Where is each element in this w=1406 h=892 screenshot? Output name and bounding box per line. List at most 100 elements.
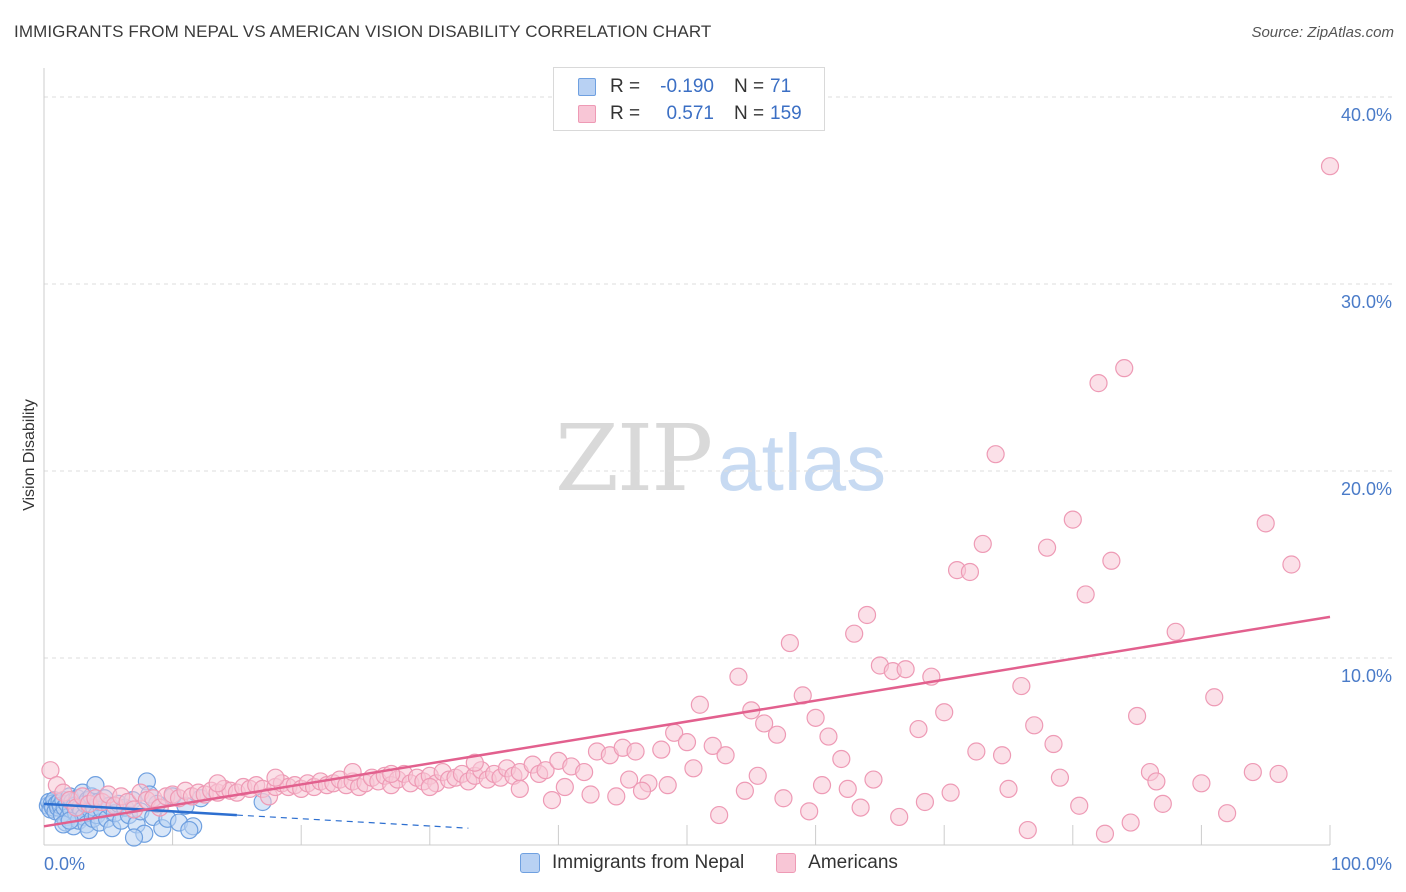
legend-n-value: 71 — [770, 76, 792, 97]
point-americans-125 — [1153, 794, 1172, 813]
point-americans-95 — [767, 725, 787, 744]
point-americans-141 — [607, 787, 626, 806]
point-americans-163 — [812, 776, 832, 795]
point-americans-91 — [716, 746, 735, 765]
legend-n-label: N = — [734, 76, 765, 97]
legend-item-americans[interactable]: Americans — [776, 852, 898, 874]
watermark: ZIPatlas — [555, 405, 886, 512]
point-americans-94 — [755, 714, 774, 733]
point-americans-147 — [851, 798, 870, 817]
point-nepal-66 — [124, 828, 144, 847]
grid-lines — [44, 96, 1392, 659]
point-americans-151 — [992, 746, 1012, 765]
point-americans-119 — [1076, 585, 1095, 604]
legend-r-value: 0.571 — [666, 103, 714, 124]
legend-row-nepal: R = -0.190 N = 71 — [578, 75, 791, 99]
point-americans-145 — [774, 789, 793, 808]
legend-swatch-blue — [520, 853, 540, 873]
point-americans-84 — [626, 742, 645, 761]
chart-title: IMMIGRANTS FROM NEPAL VS AMERICAN VISION… — [14, 22, 712, 41]
legend-label-americans: Americans — [808, 852, 898, 873]
legend-r-label: R = — [610, 103, 641, 124]
legend-item-nepal[interactable]: Immigrants from Nepal — [520, 852, 744, 874]
x-tick-label-100: 100.0% — [1331, 854, 1392, 874]
series-americans-points — [41, 157, 1340, 843]
series-legend: Immigrants from Nepal Americans — [520, 852, 930, 874]
point-americans-112 — [986, 445, 1005, 464]
legend-row-americans: R = 0.571 N = 159 — [578, 102, 802, 126]
point-americans-76 — [536, 761, 555, 780]
point-americans-148 — [890, 807, 909, 827]
point-americans-160 — [632, 781, 652, 800]
point-americans-155 — [1095, 824, 1115, 843]
legend-swatch-pink — [578, 105, 596, 123]
point-americans-167 — [465, 753, 484, 772]
point-americans-156 — [1121, 813, 1140, 832]
trend-lines — [43, 615, 1331, 829]
point-americans-143 — [710, 805, 729, 825]
point-americans-99 — [819, 727, 838, 746]
point-americans-139 — [510, 779, 529, 799]
point-americans-136 — [266, 768, 285, 787]
point-americans-111 — [973, 534, 992, 554]
point-americans-116 — [1037, 538, 1057, 557]
y-tick-label-20: 20.0% — [1341, 479, 1392, 499]
point-americans-105 — [896, 660, 915, 679]
point-americans-142 — [658, 776, 677, 795]
point-americans-114 — [1012, 676, 1031, 696]
trend-line-nepal-extension — [236, 814, 469, 829]
legend-label-nepal: Immigrants from Nepal — [552, 852, 745, 873]
point-americans-88 — [677, 733, 697, 752]
point-americans-98 — [806, 708, 825, 727]
point-americans-118 — [1063, 510, 1082, 529]
point-americans-152 — [1018, 820, 1037, 840]
point-americans-121 — [1102, 551, 1121, 570]
tick-labels: 10.0% 20.0% 30.0% 40.0% 0.0% 100.0% — [44, 105, 1392, 874]
source-credit: Source: ZipAtlas.com — [1251, 24, 1394, 41]
point-americans-159 — [581, 785, 600, 804]
point-americans-123 — [1127, 706, 1147, 726]
point-americans-133 — [1282, 555, 1301, 574]
y-axis-label: Vision Disability — [21, 399, 38, 511]
watermark-zip: ZIP — [555, 405, 713, 512]
point-americans-126 — [1166, 622, 1185, 641]
point-americans-164 — [838, 779, 857, 799]
point-americans-117 — [1050, 768, 1070, 787]
point-americans-132 — [1269, 764, 1288, 784]
point-americans-120 — [1089, 374, 1108, 393]
point-americans-130 — [1243, 762, 1262, 782]
point-americans-127 — [1192, 774, 1211, 793]
legend-swatch-blue — [578, 78, 596, 96]
point-americans-96 — [780, 633, 799, 653]
legend-swatch-pink — [776, 853, 797, 873]
axes — [43, 68, 1331, 846]
point-americans-134 — [1320, 157, 1340, 176]
point-americans-79 — [575, 762, 594, 782]
point-americans-154 — [1070, 796, 1089, 815]
point-americans-110 — [960, 562, 980, 582]
point-americans-90 — [703, 736, 722, 755]
y-tick-label-10: 10.0% — [1341, 666, 1392, 686]
point-americans-129 — [1218, 804, 1237, 823]
point-americans-0 — [41, 761, 60, 780]
point-americans-135 — [208, 774, 227, 793]
point-americans-89 — [690, 695, 709, 714]
point-americans-153 — [1044, 734, 1063, 754]
point-americans-162 — [748, 766, 767, 785]
point-americans-122 — [1115, 359, 1134, 378]
point-americans-138 — [420, 777, 439, 797]
point-americans-157 — [1147, 772, 1166, 791]
point-americans-115 — [1025, 716, 1044, 735]
point-americans-165 — [864, 770, 883, 789]
point-americans-166 — [941, 783, 960, 802]
legend-n-value: 159 — [770, 103, 802, 124]
x-tick-label-0: 0.0% — [44, 854, 85, 874]
y-tick-label-30: 30.0% — [1341, 292, 1392, 312]
legend-r-label: R = — [610, 76, 641, 97]
point-americans-102 — [857, 605, 877, 625]
stats-legend: R = -0.190 N = 71 R = 0.571 N = 159 — [553, 67, 825, 131]
point-americans-131 — [1256, 514, 1275, 533]
point-americans-149 — [915, 792, 935, 812]
point-americans-146 — [800, 802, 819, 821]
point-nepal-69 — [180, 820, 199, 840]
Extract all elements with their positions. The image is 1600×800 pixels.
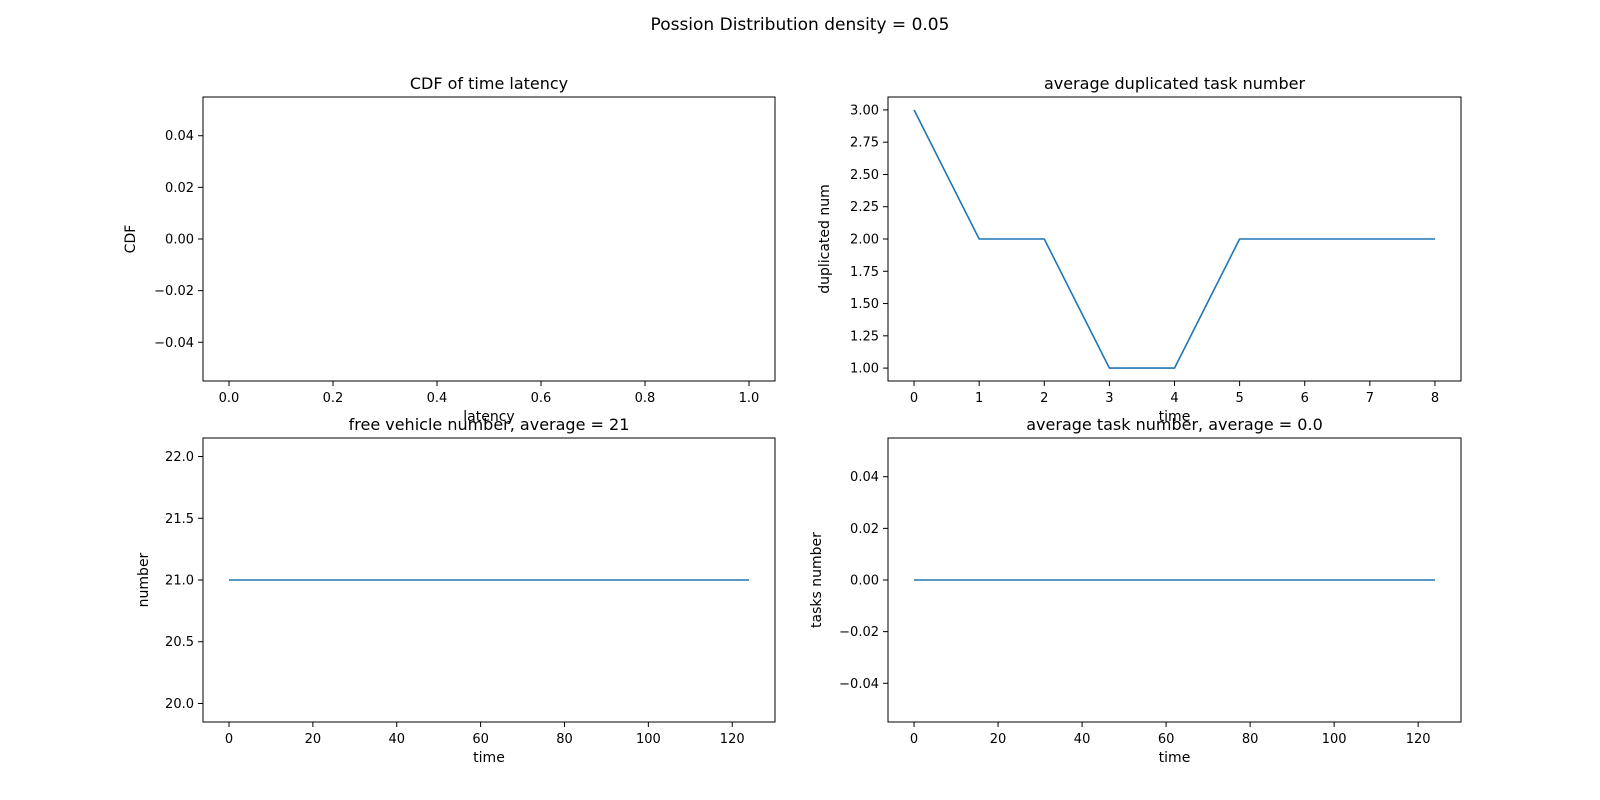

::::

## [Work to be completed]
Reproduce the stretch of the listing from the line containing "legend-n-value: 71 — [770, 76, 792, 97]" through the line containing "x-tick-label-100: 100.0% —", swapping "watermark" for "logo-overlay" and leaving everything else the same.

## [Written answer]
legend-n-value: 71 — [770, 76, 792, 97]
point-americans-125 — [1153, 794, 1172, 813]
point-americans-95 — [767, 725, 787, 744]
point-americans-141 — [607, 787, 626, 806]
point-americans-163 — [812, 776, 832, 795]
point-americans-91 — [716, 746, 735, 765]
legend-n-label: N = — [734, 76, 765, 97]
legend-item-americans[interactable]: Americans — [776, 852, 898, 874]
logo-overlay: ZIPatlas — [555, 405, 886, 512]
point-americans-94 — [755, 714, 774, 733]
point-americans-147 — [851, 798, 870, 817]
point-nepal-66 — [124, 828, 144, 847]
grid-lines — [44, 96, 1392, 659]
point-americans-151 — [992, 746, 1012, 765]
point-americans-119 — [1076, 585, 1095, 604]
legend-r-value: 0.571 — [666, 103, 714, 124]
legend-row-nepal: R = -0.190 N = 71 — [578, 75, 791, 99]
point-americans-145 — [774, 789, 793, 808]
legend-swatch-blue — [520, 853, 540, 873]
point-americans-84 — [626, 742, 645, 761]
chart-title: IMMIGRANTS FROM NEPAL VS AMERICAN VISION… — [14, 22, 712, 41]
legend-label-americans: Americans — [808, 852, 898, 873]
legend-r-label: R = — [610, 103, 641, 124]
legend-item-nepal[interactable]: Immigrants from Nepal — [520, 852, 744, 874]
x-tick-label-100: 100.0% — [1331, 854, 1392, 874]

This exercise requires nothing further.